* **Material shown**:
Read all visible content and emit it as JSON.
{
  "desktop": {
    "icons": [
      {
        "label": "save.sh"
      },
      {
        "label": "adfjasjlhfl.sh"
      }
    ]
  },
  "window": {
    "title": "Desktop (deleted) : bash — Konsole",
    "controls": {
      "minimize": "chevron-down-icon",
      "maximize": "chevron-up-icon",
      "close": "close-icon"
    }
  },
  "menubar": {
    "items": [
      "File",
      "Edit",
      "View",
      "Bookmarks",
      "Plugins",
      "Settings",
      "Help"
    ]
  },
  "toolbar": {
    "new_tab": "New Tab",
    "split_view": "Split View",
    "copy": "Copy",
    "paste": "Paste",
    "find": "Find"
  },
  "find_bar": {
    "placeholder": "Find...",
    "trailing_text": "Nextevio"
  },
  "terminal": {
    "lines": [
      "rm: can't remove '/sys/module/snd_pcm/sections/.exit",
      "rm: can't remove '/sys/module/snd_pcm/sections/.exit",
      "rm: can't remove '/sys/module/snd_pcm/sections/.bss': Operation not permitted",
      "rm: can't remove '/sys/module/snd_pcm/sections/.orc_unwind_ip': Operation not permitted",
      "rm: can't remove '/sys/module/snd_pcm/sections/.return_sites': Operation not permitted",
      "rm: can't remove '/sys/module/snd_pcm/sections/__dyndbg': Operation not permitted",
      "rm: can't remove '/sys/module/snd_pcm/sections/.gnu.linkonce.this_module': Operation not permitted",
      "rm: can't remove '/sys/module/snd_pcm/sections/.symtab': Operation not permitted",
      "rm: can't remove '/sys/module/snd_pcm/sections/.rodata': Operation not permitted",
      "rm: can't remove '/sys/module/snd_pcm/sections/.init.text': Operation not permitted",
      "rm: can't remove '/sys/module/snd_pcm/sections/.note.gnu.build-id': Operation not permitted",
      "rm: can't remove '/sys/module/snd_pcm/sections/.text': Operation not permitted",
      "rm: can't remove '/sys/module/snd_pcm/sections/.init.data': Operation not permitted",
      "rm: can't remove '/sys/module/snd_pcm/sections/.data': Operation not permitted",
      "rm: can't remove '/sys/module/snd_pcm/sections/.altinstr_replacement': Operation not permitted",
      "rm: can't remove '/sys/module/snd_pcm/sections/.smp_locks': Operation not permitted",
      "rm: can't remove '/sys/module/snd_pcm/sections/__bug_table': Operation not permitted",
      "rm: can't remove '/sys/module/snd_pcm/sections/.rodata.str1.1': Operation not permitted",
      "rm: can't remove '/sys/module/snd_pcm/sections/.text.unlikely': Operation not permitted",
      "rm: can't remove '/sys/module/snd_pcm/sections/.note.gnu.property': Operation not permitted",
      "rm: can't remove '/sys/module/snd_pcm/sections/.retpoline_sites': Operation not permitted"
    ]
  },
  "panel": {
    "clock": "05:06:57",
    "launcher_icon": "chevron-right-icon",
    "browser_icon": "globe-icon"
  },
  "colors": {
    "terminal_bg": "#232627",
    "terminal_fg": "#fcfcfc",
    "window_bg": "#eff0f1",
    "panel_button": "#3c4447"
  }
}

* **Goal**:
In the listing above, locate each line with "chevron" and copy it.

* **Correct response**:
      "minimize": "chevron-down-icon",
      "maximize": "chevron-up-icon",
    "launcher_icon": "chevron-right-icon",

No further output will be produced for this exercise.